-- START EXTRACTED INFORMATION --
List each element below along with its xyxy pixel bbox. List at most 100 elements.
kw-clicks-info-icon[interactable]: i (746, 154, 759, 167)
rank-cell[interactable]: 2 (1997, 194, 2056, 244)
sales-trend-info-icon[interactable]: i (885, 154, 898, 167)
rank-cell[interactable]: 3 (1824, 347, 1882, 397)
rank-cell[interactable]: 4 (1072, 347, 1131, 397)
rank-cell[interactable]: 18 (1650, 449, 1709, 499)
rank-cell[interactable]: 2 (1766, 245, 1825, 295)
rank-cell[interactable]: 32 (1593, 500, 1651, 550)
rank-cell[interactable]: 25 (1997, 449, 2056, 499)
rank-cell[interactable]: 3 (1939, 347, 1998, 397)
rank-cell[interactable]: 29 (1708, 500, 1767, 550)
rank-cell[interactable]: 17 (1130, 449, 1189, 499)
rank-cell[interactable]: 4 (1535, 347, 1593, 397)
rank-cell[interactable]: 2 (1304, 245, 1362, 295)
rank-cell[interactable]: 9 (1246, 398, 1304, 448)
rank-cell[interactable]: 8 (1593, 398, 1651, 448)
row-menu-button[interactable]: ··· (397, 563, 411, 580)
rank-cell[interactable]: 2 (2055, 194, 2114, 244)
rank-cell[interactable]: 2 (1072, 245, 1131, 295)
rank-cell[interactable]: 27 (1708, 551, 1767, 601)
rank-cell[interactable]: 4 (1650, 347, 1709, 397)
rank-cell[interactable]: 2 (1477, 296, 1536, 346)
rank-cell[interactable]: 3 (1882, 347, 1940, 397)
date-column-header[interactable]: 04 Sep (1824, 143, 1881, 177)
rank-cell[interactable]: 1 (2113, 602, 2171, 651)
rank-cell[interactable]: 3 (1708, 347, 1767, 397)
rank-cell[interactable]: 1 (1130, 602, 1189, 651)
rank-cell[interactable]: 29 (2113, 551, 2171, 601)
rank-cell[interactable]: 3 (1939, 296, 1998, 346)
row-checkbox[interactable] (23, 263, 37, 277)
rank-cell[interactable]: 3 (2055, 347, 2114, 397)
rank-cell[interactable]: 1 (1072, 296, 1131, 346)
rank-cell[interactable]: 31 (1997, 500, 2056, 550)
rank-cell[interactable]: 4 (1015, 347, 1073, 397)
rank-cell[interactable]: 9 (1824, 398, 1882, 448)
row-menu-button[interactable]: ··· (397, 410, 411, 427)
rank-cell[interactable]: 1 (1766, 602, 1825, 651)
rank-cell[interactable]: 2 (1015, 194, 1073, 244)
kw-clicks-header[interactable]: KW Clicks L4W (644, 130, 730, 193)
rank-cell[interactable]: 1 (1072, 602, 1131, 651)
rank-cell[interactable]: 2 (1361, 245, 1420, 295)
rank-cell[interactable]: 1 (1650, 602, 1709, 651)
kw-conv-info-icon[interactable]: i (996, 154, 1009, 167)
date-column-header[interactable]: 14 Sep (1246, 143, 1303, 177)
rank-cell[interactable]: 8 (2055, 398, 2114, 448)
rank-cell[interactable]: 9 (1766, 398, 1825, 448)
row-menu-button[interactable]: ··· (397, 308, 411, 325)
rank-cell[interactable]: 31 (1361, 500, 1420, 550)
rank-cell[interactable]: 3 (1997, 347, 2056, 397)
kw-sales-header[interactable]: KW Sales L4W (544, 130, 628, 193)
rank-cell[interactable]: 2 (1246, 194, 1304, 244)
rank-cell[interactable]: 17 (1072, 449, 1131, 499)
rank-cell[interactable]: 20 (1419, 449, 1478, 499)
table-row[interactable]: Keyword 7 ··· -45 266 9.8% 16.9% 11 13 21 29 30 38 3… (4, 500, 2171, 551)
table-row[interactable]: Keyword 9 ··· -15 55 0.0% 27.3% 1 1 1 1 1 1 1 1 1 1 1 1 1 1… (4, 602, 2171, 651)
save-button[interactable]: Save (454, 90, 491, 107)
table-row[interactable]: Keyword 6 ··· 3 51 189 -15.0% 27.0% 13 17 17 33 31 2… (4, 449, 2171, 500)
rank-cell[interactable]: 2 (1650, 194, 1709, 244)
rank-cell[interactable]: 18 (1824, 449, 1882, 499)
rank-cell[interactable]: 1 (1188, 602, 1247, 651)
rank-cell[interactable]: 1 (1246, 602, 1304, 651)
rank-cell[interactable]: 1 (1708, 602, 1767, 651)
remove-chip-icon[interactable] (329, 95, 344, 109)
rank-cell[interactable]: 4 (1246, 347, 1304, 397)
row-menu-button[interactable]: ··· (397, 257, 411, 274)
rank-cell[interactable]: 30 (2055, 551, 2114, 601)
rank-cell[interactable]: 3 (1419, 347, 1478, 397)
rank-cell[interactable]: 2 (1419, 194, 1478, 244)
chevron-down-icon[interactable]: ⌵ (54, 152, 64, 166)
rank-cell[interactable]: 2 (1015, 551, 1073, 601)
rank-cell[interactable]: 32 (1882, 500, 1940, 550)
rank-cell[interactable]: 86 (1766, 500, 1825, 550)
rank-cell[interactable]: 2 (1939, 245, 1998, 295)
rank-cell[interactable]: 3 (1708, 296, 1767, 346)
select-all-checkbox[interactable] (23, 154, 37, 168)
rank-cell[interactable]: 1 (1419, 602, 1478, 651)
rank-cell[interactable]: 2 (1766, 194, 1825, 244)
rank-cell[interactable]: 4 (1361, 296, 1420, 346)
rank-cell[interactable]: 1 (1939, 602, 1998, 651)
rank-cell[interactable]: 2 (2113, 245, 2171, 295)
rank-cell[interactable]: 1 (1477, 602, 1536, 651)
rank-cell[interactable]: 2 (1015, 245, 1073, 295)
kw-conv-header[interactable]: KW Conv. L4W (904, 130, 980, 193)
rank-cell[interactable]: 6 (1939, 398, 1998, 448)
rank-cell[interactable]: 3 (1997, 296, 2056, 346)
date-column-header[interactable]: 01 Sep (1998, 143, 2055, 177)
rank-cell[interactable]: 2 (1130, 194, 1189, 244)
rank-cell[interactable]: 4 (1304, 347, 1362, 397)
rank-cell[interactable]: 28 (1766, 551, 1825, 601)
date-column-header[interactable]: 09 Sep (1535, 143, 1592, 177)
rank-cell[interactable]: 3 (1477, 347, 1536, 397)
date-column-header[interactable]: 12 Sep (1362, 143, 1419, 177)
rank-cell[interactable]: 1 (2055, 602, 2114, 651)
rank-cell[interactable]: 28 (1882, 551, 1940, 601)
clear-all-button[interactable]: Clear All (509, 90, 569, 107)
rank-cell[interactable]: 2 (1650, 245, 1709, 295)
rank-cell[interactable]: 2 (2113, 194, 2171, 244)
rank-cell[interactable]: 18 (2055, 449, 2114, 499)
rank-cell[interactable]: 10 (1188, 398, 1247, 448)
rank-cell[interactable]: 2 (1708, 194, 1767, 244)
-- END EXTRACTED INFORMATION --
-- START EXTRACTED INFORMATION --
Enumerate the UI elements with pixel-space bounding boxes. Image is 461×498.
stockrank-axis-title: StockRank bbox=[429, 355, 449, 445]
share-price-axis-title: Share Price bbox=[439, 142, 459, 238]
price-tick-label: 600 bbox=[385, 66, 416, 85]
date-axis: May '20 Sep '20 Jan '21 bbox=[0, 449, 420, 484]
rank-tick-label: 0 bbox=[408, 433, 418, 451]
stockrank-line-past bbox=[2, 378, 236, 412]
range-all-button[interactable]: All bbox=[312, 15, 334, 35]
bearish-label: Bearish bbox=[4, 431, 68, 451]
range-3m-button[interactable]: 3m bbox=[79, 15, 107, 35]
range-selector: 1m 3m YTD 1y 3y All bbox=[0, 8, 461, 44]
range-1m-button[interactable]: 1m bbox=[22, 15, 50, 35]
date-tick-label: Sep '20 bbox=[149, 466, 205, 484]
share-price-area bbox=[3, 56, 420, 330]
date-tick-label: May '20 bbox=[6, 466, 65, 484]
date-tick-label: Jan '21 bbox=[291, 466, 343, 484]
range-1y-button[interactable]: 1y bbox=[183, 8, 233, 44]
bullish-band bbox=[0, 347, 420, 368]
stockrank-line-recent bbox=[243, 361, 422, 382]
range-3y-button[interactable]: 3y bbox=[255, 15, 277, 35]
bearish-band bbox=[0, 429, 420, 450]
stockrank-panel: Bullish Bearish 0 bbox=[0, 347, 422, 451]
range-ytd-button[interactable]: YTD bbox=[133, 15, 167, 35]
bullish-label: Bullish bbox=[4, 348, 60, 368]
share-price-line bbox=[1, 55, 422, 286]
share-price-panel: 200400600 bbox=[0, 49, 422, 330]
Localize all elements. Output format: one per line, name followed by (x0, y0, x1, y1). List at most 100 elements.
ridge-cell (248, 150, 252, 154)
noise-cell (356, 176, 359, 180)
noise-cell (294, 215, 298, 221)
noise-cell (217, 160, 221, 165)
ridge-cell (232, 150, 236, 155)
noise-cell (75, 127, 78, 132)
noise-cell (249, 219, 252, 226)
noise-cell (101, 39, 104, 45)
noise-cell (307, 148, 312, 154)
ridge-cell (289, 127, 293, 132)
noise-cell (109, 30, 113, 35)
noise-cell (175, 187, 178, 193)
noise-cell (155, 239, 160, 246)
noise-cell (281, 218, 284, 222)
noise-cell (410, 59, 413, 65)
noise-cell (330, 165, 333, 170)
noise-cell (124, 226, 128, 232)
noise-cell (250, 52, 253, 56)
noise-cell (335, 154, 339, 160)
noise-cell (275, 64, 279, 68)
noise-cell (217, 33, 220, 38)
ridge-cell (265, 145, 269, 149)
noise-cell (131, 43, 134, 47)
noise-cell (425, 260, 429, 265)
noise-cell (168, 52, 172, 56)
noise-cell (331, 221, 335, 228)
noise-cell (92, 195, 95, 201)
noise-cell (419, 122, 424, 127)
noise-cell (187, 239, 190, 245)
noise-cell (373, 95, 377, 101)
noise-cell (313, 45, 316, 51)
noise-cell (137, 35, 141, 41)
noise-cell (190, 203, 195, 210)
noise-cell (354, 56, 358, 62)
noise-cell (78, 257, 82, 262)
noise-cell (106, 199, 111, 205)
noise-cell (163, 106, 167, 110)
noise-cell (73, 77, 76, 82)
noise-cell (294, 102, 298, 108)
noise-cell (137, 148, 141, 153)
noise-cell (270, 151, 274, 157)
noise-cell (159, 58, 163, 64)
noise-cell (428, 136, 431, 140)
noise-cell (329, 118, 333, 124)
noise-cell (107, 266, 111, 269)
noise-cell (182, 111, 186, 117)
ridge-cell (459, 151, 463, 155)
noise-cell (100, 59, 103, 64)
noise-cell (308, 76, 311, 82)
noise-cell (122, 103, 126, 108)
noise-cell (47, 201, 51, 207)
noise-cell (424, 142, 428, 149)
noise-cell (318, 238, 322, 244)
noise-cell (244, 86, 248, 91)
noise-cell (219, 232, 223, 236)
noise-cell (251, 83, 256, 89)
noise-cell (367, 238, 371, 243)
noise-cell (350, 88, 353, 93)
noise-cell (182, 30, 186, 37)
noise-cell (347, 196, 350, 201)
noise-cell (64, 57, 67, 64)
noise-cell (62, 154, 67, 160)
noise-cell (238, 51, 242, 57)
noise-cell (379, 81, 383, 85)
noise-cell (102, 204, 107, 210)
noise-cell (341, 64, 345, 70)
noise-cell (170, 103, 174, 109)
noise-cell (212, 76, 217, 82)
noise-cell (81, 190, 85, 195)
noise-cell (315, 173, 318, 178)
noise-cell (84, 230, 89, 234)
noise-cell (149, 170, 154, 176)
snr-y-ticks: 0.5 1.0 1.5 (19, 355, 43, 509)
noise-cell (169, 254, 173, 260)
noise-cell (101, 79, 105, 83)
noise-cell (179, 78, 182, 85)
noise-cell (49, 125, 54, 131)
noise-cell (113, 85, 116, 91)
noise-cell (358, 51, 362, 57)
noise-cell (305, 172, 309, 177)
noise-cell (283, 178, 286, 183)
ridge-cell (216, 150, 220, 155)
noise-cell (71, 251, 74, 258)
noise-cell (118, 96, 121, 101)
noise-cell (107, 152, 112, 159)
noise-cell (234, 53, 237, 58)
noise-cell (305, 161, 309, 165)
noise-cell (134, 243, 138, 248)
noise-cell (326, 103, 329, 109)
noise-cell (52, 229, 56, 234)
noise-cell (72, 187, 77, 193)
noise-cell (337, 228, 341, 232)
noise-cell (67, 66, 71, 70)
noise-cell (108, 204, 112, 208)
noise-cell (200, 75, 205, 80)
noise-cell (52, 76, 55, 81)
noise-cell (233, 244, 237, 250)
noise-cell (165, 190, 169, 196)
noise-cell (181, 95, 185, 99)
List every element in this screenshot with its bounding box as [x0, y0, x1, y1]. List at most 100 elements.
-- END EXTRACTED INFORMATION --
WHAT IS ASKED =
Please copy the lines of the material above word for word, beginning at the line that contains "Enumerate the UI" and ending after the line that contains "range-all-button[interactable]: All bbox=[312, 15, 334, 35]".

PROBLEM SOLUTION =
Enumerate the UI elements with pixel-space bounding boxes. Image is 461×498.
stockrank-axis-title: StockRank bbox=[429, 355, 449, 445]
share-price-axis-title: Share Price bbox=[439, 142, 459, 238]
price-tick-label: 600 bbox=[385, 66, 416, 85]
date-axis: May '20 Sep '20 Jan '21 bbox=[0, 449, 420, 484]
rank-tick-label: 0 bbox=[408, 433, 418, 451]
stockrank-line-past bbox=[2, 378, 236, 412]
range-all-button[interactable]: All bbox=[312, 15, 334, 35]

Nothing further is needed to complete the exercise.